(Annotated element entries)
====
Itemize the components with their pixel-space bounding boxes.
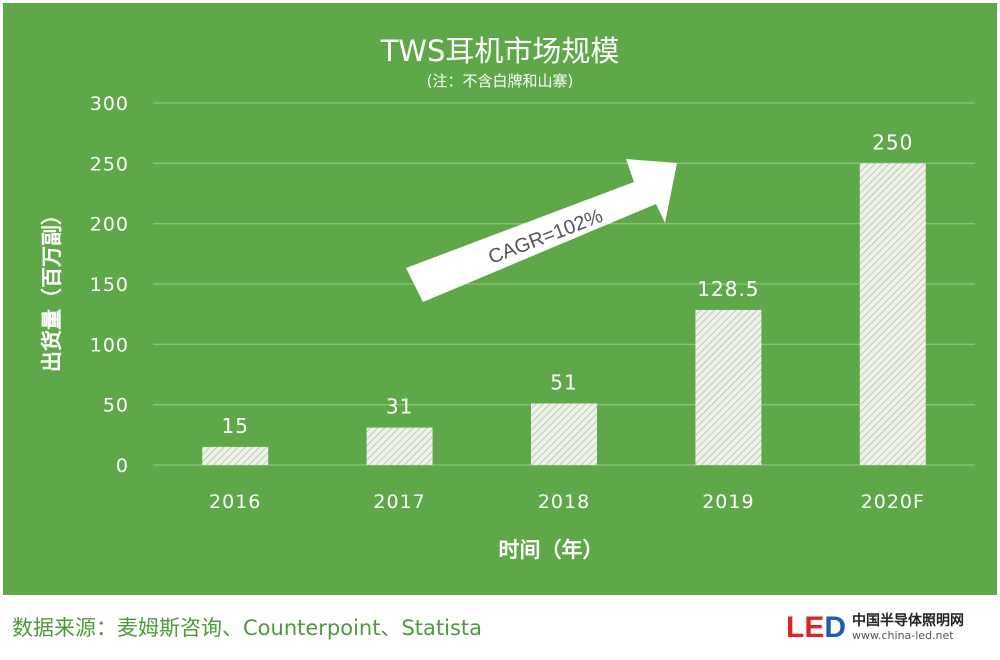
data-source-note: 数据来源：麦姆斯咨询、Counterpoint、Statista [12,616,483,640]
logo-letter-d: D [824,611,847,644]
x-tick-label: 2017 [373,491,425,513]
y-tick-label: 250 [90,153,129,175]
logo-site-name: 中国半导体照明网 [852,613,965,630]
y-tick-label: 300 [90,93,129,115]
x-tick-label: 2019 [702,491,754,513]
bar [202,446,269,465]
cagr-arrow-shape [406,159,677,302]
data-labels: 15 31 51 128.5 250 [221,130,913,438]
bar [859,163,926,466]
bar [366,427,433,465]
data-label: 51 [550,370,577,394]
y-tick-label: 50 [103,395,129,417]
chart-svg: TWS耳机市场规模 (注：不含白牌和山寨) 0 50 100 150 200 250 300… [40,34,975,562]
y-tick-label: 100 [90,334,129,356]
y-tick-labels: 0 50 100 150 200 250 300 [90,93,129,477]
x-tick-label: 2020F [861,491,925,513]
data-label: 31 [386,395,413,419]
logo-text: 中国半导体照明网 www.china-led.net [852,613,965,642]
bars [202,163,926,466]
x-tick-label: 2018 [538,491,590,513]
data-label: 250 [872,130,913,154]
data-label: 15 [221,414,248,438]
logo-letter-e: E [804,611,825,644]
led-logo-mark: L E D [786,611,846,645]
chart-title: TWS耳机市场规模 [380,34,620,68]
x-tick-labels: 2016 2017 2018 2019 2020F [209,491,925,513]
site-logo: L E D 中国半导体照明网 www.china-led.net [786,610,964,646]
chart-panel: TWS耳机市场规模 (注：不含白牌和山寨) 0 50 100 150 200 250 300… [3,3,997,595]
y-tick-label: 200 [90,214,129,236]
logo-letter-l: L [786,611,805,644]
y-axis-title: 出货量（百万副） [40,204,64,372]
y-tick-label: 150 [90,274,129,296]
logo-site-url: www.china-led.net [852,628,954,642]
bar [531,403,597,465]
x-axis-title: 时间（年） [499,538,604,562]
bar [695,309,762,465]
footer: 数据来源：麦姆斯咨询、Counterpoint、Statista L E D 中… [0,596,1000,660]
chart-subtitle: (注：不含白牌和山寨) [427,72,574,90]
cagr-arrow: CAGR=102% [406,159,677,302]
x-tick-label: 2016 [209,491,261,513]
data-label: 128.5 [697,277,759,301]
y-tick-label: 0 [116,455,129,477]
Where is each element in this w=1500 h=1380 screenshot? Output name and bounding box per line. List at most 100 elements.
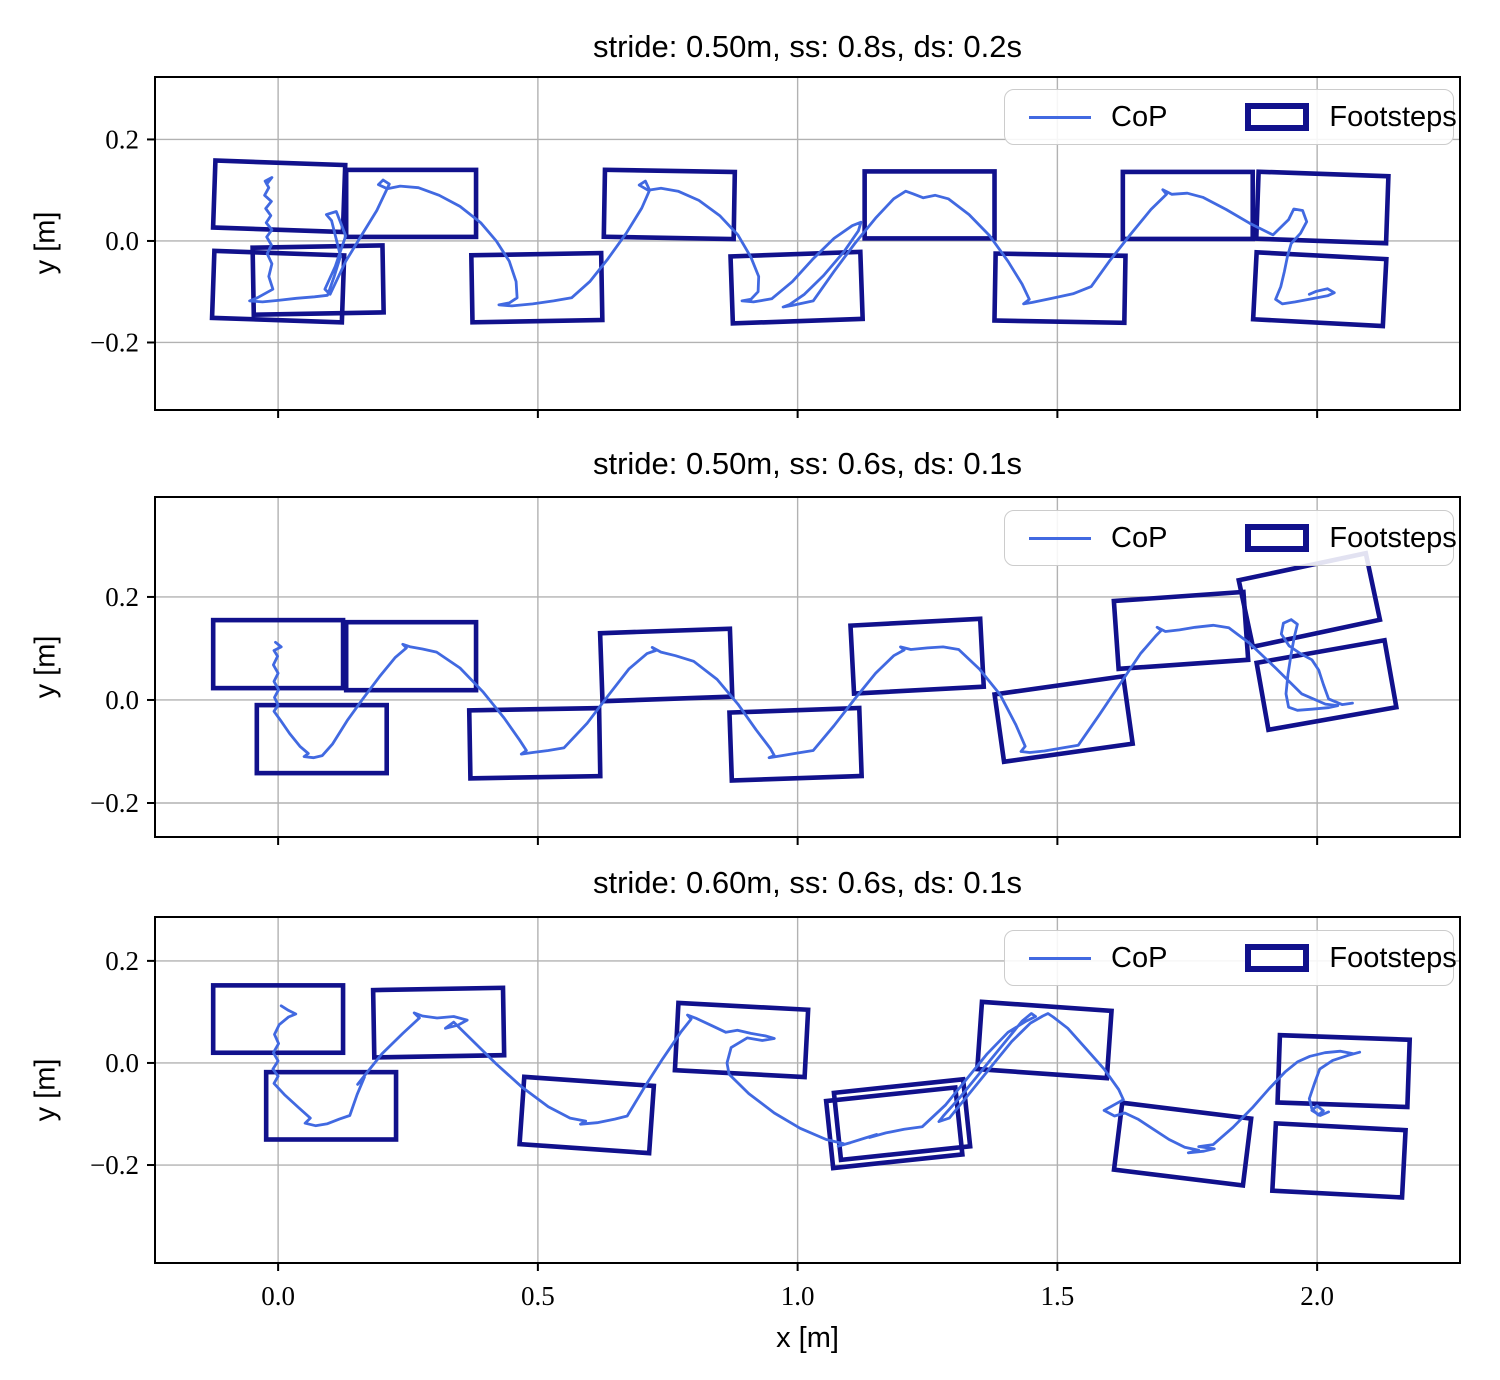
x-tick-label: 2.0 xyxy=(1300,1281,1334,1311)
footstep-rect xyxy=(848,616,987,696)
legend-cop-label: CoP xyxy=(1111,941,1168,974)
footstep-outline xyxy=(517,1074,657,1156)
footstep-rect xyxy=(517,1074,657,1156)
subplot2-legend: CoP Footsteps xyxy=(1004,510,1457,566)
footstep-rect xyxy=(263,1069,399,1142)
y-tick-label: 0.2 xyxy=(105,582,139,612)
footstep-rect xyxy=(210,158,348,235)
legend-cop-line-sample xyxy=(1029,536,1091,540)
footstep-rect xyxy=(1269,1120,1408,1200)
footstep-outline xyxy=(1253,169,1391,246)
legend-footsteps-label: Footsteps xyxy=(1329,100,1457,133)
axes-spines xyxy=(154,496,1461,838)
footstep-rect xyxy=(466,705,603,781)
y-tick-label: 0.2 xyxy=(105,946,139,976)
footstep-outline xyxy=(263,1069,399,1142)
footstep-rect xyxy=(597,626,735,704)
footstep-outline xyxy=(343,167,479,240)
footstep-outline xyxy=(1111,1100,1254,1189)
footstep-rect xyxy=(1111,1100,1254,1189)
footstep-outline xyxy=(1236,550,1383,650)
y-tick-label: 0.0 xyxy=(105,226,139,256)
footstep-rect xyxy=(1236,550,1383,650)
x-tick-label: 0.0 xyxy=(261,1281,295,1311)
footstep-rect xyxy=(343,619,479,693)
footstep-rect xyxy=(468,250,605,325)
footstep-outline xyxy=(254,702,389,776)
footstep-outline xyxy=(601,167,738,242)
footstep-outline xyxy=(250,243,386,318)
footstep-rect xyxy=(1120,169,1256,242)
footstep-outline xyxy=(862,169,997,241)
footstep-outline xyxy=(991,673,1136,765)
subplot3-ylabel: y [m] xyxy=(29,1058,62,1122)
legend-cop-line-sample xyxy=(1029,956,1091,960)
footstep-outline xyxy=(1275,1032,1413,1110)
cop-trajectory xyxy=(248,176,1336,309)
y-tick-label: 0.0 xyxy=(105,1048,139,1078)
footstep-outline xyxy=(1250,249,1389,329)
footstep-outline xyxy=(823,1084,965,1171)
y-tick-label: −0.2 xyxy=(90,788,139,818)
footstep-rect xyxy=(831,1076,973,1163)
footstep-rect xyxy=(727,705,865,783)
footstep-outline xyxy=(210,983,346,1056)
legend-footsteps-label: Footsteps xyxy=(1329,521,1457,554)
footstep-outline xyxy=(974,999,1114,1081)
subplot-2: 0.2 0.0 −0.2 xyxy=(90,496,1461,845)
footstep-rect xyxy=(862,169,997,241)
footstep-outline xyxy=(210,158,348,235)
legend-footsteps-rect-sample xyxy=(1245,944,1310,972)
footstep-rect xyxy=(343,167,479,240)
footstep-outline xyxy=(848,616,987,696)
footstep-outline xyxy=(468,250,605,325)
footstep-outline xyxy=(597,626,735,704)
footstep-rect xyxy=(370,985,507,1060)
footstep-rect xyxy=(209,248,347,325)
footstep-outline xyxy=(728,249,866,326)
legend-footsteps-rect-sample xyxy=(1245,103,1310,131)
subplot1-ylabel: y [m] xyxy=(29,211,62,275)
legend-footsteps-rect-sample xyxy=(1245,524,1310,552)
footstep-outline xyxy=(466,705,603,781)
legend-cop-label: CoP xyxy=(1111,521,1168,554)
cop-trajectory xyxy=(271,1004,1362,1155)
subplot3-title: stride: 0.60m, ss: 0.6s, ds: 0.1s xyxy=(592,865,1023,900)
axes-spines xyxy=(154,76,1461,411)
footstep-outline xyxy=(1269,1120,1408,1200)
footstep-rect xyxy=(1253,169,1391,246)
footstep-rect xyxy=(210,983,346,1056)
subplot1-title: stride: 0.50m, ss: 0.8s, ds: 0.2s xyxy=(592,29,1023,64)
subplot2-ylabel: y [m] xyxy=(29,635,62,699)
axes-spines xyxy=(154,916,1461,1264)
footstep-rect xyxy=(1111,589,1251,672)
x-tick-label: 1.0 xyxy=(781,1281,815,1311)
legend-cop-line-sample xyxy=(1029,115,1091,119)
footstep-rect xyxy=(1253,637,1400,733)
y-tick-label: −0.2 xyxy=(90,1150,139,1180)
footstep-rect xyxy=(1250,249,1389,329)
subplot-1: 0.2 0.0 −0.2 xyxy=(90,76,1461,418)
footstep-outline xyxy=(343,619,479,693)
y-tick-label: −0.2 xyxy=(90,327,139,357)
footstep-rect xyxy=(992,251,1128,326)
====
- **YOUR OBJECTIVE**
From the rows above, extract every line that contains the string "Statista" and copy each one in full.

- **EXERCISE SOLUTION**
data-source-note: 数据来源：麦姆斯咨询、Counterpoint、Statista [12,616,483,640]
footer: 数据来源：麦姆斯咨询、Counterpoint、Statista L E D 中… [0,596,1000,660]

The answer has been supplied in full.